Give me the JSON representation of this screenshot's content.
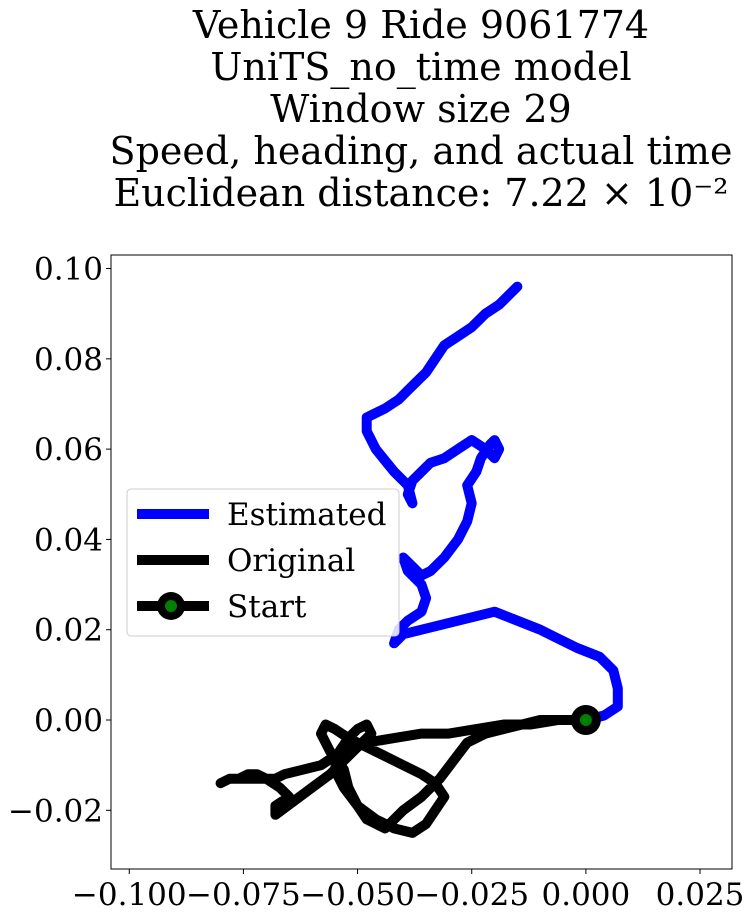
{
  "chart_data": {
    "type": "line",
    "title_lines": [
      "Vehicle 9 Ride 9061774",
      "UniTS_no_time model",
      "Window size 29",
      "Speed, heading, and actual time",
      "Euclidean distance: 7.22 × 10⁻²"
    ],
    "xlabel": "",
    "ylabel": "",
    "xlim": [
      -0.104,
      0.032
    ],
    "ylim": [
      -0.033,
      0.103
    ],
    "xticks": [
      -0.1,
      -0.075,
      -0.05,
      -0.025,
      0.0,
      0.025
    ],
    "xtick_labels": [
      "−0.100",
      "−0.075",
      "−0.050",
      "−0.025",
      "0.000",
      "0.025"
    ],
    "yticks": [
      -0.02,
      0.0,
      0.02,
      0.04,
      0.06,
      0.08,
      0.1
    ],
    "ytick_labels": [
      "−0.02",
      "0.00",
      "0.02",
      "0.04",
      "0.06",
      "0.08",
      "0.10"
    ],
    "grid": false,
    "legend_position": "center-left",
    "colors": {
      "estimated": "#0000ff",
      "original": "#000000",
      "start_marker": "#008000"
    },
    "series": [
      {
        "name": "Estimated",
        "x": [
          0.0,
          0.004,
          0.007,
          0.007,
          0.006,
          0.003,
          -0.002,
          -0.006,
          -0.01,
          -0.015,
          -0.02,
          -0.024,
          -0.028,
          -0.032,
          -0.036,
          -0.04,
          -0.042,
          -0.041,
          -0.039,
          -0.036,
          -0.035,
          -0.036,
          -0.039,
          -0.04,
          -0.038,
          -0.036,
          -0.034,
          -0.031,
          -0.028,
          -0.026,
          -0.025,
          -0.026,
          -0.024,
          -0.023,
          -0.021,
          -0.02,
          -0.019,
          -0.02,
          -0.022,
          -0.025,
          -0.028,
          -0.031,
          -0.034,
          -0.036,
          -0.038,
          -0.039,
          -0.038,
          -0.039,
          -0.042,
          -0.046,
          -0.048,
          -0.048,
          -0.046,
          -0.044,
          -0.041,
          -0.039,
          -0.037,
          -0.035,
          -0.033,
          -0.031,
          -0.028,
          -0.025,
          -0.022,
          -0.019,
          -0.017,
          -0.015
        ],
        "y": [
          0.0,
          0.001,
          0.003,
          0.007,
          0.011,
          0.014,
          0.016,
          0.018,
          0.02,
          0.022,
          0.024,
          0.023,
          0.022,
          0.021,
          0.02,
          0.019,
          0.017,
          0.02,
          0.022,
          0.024,
          0.027,
          0.03,
          0.033,
          0.036,
          0.034,
          0.032,
          0.033,
          0.036,
          0.04,
          0.044,
          0.048,
          0.052,
          0.055,
          0.058,
          0.061,
          0.062,
          0.06,
          0.058,
          0.06,
          0.062,
          0.06,
          0.058,
          0.057,
          0.055,
          0.053,
          0.05,
          0.048,
          0.052,
          0.055,
          0.06,
          0.064,
          0.067,
          0.068,
          0.069,
          0.071,
          0.073,
          0.075,
          0.077,
          0.08,
          0.083,
          0.085,
          0.087,
          0.09,
          0.092,
          0.094,
          0.096
        ]
      },
      {
        "name": "Original",
        "x": [
          0.0,
          -0.006,
          -0.012,
          -0.018,
          -0.024,
          -0.03,
          -0.036,
          -0.042,
          -0.048,
          -0.052,
          -0.055,
          -0.058,
          -0.062,
          -0.066,
          -0.068,
          -0.07,
          -0.072,
          -0.074,
          -0.076,
          -0.078,
          -0.08,
          -0.078,
          -0.074,
          -0.07,
          -0.067,
          -0.065,
          -0.068,
          -0.068,
          -0.064,
          -0.06,
          -0.056,
          -0.053,
          -0.05,
          -0.047,
          -0.048,
          -0.05,
          -0.052,
          -0.054,
          -0.055,
          -0.053,
          -0.05,
          -0.046,
          -0.042,
          -0.038,
          -0.035,
          -0.033,
          -0.031,
          -0.033,
          -0.036,
          -0.04,
          -0.044,
          -0.048,
          -0.052,
          -0.055,
          -0.057,
          -0.058,
          -0.056,
          -0.053,
          -0.052,
          -0.05,
          -0.048,
          -0.044,
          -0.04,
          -0.036,
          -0.032,
          -0.029,
          -0.026,
          -0.022,
          -0.018,
          -0.014,
          -0.01,
          -0.006,
          -0.003,
          0.0
        ],
        "y": [
          0.0,
          0.0,
          -0.001,
          -0.001,
          -0.002,
          -0.003,
          -0.003,
          -0.004,
          -0.005,
          -0.006,
          -0.008,
          -0.01,
          -0.011,
          -0.012,
          -0.013,
          -0.013,
          -0.012,
          -0.012,
          -0.013,
          -0.013,
          -0.014,
          -0.013,
          -0.013,
          -0.013,
          -0.015,
          -0.017,
          -0.019,
          -0.021,
          -0.018,
          -0.015,
          -0.012,
          -0.009,
          -0.006,
          -0.003,
          -0.001,
          -0.002,
          -0.004,
          -0.007,
          -0.011,
          -0.015,
          -0.019,
          -0.022,
          -0.024,
          -0.025,
          -0.023,
          -0.02,
          -0.017,
          -0.014,
          -0.012,
          -0.01,
          -0.008,
          -0.006,
          -0.004,
          -0.002,
          -0.001,
          -0.003,
          -0.007,
          -0.011,
          -0.015,
          -0.019,
          -0.022,
          -0.024,
          -0.02,
          -0.017,
          -0.013,
          -0.009,
          -0.005,
          -0.003,
          -0.002,
          -0.001,
          0.0,
          0.0,
          0.0,
          0.0
        ]
      }
    ],
    "start_point": {
      "name": "Start",
      "x": 0.0,
      "y": 0.0
    },
    "legend": [
      "Estimated",
      "Original",
      "Start"
    ]
  }
}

-=-=-

Instruction - Return each line among the entries that holds the word "name".

Response to the task -
        "name": "Estimated",
        "name": "Original",
      "name": "Start",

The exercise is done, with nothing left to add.